■ REQUIREMENTS: Each entry below must be repeated word for word.

■ EXERCISE DATA:
════════

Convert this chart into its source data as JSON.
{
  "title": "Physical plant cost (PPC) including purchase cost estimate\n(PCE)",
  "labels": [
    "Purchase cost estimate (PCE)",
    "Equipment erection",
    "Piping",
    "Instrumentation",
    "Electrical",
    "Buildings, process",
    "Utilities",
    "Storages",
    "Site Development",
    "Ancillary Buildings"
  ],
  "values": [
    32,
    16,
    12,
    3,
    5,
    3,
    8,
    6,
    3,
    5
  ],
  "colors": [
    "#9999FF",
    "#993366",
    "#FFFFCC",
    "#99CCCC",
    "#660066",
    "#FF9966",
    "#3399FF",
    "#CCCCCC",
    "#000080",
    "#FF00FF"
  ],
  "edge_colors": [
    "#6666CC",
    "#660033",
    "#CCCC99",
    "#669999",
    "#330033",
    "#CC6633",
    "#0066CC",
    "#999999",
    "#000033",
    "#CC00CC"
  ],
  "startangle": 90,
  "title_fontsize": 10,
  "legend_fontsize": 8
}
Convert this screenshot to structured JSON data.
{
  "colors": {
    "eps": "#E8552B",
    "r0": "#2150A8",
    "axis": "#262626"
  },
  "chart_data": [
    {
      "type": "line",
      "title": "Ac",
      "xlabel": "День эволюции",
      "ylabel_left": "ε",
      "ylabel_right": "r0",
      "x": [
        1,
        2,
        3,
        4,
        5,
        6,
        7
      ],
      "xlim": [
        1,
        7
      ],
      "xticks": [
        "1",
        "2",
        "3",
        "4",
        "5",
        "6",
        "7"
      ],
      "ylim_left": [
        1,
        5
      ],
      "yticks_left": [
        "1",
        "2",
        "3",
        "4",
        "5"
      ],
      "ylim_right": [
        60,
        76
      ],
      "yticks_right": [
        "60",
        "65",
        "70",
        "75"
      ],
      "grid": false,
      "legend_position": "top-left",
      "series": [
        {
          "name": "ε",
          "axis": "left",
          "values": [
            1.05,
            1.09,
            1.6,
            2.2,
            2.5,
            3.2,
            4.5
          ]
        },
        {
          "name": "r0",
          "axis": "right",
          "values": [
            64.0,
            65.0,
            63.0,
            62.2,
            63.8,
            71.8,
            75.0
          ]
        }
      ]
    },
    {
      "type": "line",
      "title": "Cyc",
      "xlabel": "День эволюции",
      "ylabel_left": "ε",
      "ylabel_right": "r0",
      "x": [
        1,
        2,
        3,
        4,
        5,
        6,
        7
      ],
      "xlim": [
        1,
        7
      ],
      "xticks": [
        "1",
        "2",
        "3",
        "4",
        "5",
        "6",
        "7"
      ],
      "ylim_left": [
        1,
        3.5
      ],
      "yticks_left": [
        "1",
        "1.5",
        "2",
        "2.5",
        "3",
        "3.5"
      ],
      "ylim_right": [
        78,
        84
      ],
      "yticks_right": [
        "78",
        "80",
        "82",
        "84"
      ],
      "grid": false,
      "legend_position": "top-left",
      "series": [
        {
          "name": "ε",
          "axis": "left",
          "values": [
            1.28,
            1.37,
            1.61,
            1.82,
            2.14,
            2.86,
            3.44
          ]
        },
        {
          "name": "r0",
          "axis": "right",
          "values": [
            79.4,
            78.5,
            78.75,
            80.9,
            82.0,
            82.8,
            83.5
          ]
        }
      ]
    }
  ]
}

════════

■ SOLUTION FOR THIS TASK:
Convert this chart into its source data as JSON.
{
  "title": "Physical plant cost (PPC) including purchase cost estimate\n(PCE)",
  "labels": [
    "Purchase cost estimate (PCE)",
    "Equipment erection",
    "Piping",
    "Instrumentation",
    "Electrical",
    "Buildings, process",
    "Utilities",
    "Storages",
    "Site Development",
    "Ancillary Buildings"
  ],
  "values": [
    32,
    16,
    12,
    3,
    5,
    3,
    8,
    6,
    3,
    5
  ],
  "colors": [
    "#9999FF",
    "#993366",
    "#FFFFCC",
    "#99CCCC",
    "#660066",
    "#FF9966",
    "#3399FF",
    "#CCCCCC",
    "#000080",
    "#FF00FF"
  ],
  "edge_colors": [
    "#6666CC",
    "#660033",
    "#CCCC99",
    "#669999",
    "#330033",
    "#CC6633",
    "#0066CC",
    "#999999",
    "#000033",
    "#CC00CC"
  ],
  "startangle": 90,
  "title_fontsize": 10,
  "legend_fontsize": 8
}
Convert this screenshot to structured JSON data.
{
  "colors": {
    "eps": "#E8552B",
    "r0": "#2150A8",
    "axis": "#262626"
  },
  "chart_data": [
    {
      "type": "line",
      "title": "Ac",
      "xlabel": "День эволюции",
      "ylabel_left": "ε",
      "ylabel_right": "r0",
      "x": [
        1,
        2,
        3,
        4,
        5,
        6,
        7
      ],
      "xlim": [
        1,
        7
      ],
      "xticks": [
        "1",
        "2",
        "3",
        "4",
        "5",
        "6",
        "7"
      ],
      "ylim_left": [
        1,
        5
      ],
      "yticks_left": [
        "1",
        "2",
        "3",
        "4",
        "5"
      ],
      "ylim_right": [
        60,
        76
      ],
      "yticks_right": [
        "60",
        "65",
        "70",
        "75"
      ],
      "grid": false,
      "legend_position": "top-left",
      "series": [
        {
          "name": "ε",
          "axis": "left",
          "values": [
            1.05,
            1.09,
            1.6,
            2.2,
            2.5,
            3.2,
            4.5
          ]
        },
        {
          "name": "r0",
          "axis": "right",
          "values": [
            64.0,
            65.0,
            63.0,
            62.2,
            63.8,
            71.8,
            75.0
          ]
        }
      ]
    },
    {
      "type": "line",
      "title": "Cyc",
      "xlabel": "День эволюции",
      "ylabel_left": "ε",
      "ylabel_right": "r0",
      "x": [
        1,
        2,
        3,
        4,
        5,
        6,
        7
      ],
      "xlim": [
        1,
        7
      ],
      "xticks": [
        "1",
        "2",
        "3",
        "4",
        "5",
        "6",
        "7"
      ],
      "ylim_left": [
        1,
        3.5
      ],
      "yticks_left": [
        "1",
        "1.5",
        "2",
        "2.5",
        "3",
        "3.5"
      ],
      "ylim_right": [
        78,
        84
      ],
      "yticks_right": [
        "78",
        "80",
        "82",
        "84"
      ],
      "grid": false,
      "legend_position": "top-left",
      "series": [
        {
          "name": "ε",
          "axis": "left",
          "values": [
            1.28,
            1.37,
            1.61,
            1.82,
            2.14,
            2.86,
            3.44
          ]
        },
        {
          "name": "r0",
          "axis": "right",
          "values": [
            79.4,
            78.5,
            78.75,
            80.9,
            82.0,
            82.8,
            83.5
          ]
        }
      ]
    }
  ]
}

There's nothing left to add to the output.